> **PROBLEM TO WORK ON**:
Working from the line that contains "Give me a plain-text" down to the last line below, repeat each line exactly.

Data records
* * * * * * *

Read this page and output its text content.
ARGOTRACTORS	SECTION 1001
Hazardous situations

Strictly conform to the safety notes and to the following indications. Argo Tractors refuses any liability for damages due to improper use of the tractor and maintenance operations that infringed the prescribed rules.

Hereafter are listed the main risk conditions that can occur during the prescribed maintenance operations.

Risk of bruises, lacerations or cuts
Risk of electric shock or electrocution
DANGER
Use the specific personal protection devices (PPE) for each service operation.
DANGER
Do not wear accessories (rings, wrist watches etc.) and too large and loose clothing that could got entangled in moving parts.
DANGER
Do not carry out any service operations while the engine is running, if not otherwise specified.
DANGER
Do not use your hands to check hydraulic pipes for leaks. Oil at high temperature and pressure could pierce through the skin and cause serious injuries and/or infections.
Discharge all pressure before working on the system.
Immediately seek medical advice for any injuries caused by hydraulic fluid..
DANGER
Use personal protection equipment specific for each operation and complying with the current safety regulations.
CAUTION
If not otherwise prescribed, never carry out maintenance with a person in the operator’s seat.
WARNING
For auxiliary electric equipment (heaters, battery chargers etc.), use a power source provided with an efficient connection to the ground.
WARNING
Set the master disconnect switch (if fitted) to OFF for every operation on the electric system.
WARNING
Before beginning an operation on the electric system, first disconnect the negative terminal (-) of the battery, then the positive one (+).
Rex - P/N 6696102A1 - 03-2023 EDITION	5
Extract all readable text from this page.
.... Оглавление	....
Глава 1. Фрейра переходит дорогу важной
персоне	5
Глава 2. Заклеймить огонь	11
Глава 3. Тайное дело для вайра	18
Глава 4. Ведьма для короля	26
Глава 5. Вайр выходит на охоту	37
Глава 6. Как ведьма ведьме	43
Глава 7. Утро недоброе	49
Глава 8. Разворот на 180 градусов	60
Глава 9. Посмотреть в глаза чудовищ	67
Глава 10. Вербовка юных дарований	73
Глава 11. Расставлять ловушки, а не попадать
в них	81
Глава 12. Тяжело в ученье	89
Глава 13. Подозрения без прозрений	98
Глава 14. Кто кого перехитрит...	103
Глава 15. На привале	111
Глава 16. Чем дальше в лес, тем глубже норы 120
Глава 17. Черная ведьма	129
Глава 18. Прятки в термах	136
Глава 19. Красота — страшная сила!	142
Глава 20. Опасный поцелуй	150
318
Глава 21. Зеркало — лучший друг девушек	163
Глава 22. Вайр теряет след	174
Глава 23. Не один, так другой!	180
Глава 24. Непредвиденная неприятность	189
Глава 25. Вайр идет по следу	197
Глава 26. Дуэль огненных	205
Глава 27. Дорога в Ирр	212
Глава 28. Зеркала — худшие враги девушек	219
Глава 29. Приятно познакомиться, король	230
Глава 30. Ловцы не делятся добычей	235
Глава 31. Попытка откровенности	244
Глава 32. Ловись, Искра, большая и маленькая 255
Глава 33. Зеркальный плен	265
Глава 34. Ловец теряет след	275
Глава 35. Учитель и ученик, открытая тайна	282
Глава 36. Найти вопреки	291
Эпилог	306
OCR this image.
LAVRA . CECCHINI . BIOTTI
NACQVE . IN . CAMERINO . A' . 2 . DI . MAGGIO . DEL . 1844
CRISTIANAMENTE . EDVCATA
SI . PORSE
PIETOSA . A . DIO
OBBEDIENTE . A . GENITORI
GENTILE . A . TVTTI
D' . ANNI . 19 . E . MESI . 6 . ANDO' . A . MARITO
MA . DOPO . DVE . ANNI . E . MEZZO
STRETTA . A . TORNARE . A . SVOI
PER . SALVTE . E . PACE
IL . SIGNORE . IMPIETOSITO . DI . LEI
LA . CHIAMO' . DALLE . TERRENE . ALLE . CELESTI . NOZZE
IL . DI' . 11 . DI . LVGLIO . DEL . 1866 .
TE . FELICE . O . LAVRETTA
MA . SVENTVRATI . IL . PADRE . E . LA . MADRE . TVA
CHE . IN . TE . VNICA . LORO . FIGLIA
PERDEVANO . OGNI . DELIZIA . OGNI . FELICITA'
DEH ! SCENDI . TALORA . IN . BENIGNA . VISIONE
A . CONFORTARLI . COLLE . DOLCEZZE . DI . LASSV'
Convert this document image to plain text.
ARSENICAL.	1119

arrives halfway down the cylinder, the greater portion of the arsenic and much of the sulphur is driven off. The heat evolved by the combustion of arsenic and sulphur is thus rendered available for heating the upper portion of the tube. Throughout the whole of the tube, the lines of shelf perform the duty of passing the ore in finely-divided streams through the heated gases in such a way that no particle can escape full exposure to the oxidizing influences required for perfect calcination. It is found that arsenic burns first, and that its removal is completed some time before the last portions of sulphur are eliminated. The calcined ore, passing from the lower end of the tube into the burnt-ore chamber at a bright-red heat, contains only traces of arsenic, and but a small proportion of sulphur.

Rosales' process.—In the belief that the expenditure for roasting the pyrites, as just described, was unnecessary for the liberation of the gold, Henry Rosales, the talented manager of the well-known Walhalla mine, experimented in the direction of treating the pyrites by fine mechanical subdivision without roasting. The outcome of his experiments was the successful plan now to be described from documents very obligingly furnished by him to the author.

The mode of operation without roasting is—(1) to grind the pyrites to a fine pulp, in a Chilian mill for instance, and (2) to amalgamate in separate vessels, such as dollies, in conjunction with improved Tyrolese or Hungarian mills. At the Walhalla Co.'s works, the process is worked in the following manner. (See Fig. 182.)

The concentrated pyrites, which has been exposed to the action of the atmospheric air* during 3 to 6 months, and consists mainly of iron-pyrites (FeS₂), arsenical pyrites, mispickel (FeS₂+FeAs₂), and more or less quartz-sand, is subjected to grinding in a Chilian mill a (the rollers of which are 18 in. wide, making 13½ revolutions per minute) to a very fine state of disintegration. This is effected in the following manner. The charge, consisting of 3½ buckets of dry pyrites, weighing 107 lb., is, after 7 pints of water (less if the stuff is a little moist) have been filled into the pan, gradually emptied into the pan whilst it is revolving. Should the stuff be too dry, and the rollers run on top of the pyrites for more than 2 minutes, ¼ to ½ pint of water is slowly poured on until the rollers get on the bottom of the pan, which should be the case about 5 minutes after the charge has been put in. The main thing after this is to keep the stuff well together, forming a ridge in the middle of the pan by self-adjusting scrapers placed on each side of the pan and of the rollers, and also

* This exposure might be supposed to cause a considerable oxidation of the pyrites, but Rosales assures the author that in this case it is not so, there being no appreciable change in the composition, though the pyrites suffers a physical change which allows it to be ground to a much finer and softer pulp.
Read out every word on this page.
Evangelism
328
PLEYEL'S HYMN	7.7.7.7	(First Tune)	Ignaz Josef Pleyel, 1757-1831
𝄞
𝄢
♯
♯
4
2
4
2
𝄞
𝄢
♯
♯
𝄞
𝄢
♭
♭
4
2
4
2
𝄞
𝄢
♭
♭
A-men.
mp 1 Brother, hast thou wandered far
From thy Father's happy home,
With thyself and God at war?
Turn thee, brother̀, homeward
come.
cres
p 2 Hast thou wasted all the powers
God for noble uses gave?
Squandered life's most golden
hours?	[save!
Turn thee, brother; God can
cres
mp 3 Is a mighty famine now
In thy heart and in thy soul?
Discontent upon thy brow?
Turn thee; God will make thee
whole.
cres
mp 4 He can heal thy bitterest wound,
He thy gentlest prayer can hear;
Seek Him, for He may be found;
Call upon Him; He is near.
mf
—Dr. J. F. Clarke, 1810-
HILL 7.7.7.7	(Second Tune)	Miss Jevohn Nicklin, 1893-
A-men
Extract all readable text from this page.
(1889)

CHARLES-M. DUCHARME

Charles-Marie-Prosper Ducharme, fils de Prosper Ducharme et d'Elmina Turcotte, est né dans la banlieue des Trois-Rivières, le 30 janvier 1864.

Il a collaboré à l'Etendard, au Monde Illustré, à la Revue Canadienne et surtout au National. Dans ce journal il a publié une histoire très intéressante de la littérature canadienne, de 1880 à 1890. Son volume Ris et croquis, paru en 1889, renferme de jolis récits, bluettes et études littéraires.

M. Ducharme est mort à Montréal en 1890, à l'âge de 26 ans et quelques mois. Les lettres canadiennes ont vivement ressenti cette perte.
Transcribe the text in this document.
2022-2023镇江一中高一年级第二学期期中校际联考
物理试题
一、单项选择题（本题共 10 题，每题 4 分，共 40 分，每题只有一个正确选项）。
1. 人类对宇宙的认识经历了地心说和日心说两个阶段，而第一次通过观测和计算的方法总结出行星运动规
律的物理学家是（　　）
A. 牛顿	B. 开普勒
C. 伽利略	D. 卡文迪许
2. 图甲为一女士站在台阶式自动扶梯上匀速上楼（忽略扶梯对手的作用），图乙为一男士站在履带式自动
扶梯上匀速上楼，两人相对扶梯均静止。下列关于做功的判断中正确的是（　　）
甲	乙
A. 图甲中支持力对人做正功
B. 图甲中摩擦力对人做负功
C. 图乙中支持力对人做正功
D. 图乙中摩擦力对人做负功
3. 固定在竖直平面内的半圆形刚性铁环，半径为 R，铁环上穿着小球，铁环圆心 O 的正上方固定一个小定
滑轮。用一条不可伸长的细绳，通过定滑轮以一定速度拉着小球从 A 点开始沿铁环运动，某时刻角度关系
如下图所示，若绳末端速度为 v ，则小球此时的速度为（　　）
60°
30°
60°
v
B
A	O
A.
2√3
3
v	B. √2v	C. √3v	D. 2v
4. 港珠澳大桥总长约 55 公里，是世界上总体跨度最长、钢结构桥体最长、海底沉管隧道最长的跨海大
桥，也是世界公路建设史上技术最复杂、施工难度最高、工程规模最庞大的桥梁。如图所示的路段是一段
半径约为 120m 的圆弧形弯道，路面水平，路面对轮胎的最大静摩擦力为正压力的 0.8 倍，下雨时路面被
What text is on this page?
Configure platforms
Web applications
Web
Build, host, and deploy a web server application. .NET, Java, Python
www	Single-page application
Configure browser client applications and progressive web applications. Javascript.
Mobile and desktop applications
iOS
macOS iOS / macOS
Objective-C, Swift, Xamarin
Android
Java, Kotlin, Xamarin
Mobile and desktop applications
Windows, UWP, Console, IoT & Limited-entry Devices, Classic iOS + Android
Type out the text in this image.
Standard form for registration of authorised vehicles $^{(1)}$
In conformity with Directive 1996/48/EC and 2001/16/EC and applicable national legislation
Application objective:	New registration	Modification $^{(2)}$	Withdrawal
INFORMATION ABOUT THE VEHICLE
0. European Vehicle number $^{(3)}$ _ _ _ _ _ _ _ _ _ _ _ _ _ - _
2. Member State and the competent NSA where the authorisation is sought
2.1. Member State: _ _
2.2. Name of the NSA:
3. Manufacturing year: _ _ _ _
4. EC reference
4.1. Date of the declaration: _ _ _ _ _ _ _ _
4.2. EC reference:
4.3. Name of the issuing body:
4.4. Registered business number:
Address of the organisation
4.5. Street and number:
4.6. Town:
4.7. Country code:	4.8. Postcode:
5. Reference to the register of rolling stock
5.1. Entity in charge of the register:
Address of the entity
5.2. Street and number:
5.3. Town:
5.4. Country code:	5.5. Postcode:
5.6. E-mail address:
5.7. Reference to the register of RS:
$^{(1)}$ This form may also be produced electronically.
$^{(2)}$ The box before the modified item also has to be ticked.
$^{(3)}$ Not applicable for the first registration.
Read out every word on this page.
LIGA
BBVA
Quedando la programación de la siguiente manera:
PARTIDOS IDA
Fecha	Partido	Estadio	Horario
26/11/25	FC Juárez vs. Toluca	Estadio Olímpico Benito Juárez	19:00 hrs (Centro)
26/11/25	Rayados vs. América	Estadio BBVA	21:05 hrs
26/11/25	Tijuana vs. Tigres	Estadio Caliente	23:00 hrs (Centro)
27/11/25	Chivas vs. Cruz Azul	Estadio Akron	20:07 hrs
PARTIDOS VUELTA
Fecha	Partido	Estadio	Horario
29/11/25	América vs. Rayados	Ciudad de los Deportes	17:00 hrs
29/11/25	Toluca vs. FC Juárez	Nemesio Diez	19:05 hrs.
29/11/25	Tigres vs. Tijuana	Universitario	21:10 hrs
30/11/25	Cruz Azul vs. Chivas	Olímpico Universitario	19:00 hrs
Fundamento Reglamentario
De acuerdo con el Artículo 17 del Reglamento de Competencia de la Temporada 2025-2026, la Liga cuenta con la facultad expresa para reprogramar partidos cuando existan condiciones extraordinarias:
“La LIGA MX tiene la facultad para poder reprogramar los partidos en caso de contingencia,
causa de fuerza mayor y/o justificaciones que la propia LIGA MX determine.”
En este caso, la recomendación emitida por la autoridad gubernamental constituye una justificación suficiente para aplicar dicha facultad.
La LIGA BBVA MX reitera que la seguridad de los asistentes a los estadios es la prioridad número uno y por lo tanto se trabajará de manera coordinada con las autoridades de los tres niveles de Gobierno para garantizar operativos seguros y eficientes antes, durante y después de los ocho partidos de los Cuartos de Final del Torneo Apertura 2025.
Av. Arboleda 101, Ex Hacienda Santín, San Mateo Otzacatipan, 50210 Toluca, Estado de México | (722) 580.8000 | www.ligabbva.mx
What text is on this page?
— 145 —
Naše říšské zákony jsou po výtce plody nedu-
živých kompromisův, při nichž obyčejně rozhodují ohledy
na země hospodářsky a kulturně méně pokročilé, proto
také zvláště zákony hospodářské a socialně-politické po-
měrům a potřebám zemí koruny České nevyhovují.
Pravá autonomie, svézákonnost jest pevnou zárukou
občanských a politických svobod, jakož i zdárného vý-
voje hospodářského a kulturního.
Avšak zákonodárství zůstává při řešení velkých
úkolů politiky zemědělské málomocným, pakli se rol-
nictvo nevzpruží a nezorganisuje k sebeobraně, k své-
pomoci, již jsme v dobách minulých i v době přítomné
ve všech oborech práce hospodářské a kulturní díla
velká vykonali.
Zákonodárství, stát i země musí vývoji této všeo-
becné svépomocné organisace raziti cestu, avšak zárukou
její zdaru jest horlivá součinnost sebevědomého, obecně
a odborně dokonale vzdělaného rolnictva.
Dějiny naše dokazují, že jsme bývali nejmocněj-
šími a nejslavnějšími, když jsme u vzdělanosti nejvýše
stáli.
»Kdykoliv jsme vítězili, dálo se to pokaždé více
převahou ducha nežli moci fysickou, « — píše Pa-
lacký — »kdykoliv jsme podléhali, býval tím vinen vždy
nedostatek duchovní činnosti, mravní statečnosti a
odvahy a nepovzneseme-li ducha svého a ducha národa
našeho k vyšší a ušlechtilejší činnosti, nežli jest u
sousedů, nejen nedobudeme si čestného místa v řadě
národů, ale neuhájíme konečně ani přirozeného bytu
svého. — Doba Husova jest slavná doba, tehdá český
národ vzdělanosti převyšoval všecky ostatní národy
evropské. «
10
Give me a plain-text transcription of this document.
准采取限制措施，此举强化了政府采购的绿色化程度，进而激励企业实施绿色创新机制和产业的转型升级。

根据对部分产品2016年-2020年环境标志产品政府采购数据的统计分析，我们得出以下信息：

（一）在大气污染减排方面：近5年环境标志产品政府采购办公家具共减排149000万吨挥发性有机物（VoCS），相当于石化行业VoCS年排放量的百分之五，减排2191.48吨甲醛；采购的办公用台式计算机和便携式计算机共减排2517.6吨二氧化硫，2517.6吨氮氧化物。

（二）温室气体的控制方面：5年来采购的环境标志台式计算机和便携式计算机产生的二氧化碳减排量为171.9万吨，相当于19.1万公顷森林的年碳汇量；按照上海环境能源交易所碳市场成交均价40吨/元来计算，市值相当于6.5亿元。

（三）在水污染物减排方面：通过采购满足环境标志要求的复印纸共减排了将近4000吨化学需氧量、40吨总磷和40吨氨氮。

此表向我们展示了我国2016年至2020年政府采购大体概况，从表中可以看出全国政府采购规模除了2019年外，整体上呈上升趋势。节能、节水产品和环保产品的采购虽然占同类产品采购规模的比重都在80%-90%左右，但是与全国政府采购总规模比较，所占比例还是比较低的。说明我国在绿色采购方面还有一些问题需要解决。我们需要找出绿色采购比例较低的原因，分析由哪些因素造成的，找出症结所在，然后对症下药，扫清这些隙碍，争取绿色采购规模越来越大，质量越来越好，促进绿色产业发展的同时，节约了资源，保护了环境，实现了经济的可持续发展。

* * * * * * *

> **OUTPUT OF THE TASK**:
Give me a plain-text transcription of this document.
准采取限制措施，此举强化了政府采购的绿色化程度，进而激励企业实施绿色创新机制和产业的转型升级。

根据对部分产品2016年-2020年环境标志产品政府采购数据的统计分析，我们得出以下信息：

（一）在大气污染减排方面：近5年环境标志产品政府采购办公家具共减排149000万吨挥发性有机物（VoCS），相当于石化行业VoCS年排放量的百分之五，减排2191.48吨甲醛；采购的办公用台式计算机和便携式计算机共减排2517.6吨二氧化硫，2517.6吨氮氧化物。

（二）温室气体的控制方面：5年来采购的环境标志台式计算机和便携式计算机产生的二氧化碳减排量为171.9万吨，相当于19.1万公顷森林的年碳汇量；按照上海环境能源交易所碳市场成交均价40吨/元来计算，市值相当于6.5亿元。

（三）在水污染物减排方面：通过采购满足环境标志要求的复印纸共减排了将近4000吨化学需氧量、40吨总磷和40吨氨氮。

此表向我们展示了我国2016年至2020年政府采购大体概况，从表中可以看出全国政府采购规模除了2019年外，整体上呈上升趋势。节能、节水产品和环保产品的采购虽然占同类产品采购规模的比重都在80%-90%左右，但是与全国政府采购总规模比较，所占比例还是比较低的。说明我国在绿色采购方面还有一些问题需要解决。我们需要找出绿色采购比例较低的原因，分析由哪些因素造成的，找出症结所在，然后对症下药，扫清这些隙碍，争取绿色采购规模越来越大，质量越来越好，促进绿色产业发展的同时，节约了资源，保护了环境，实现了经济的可持续发展。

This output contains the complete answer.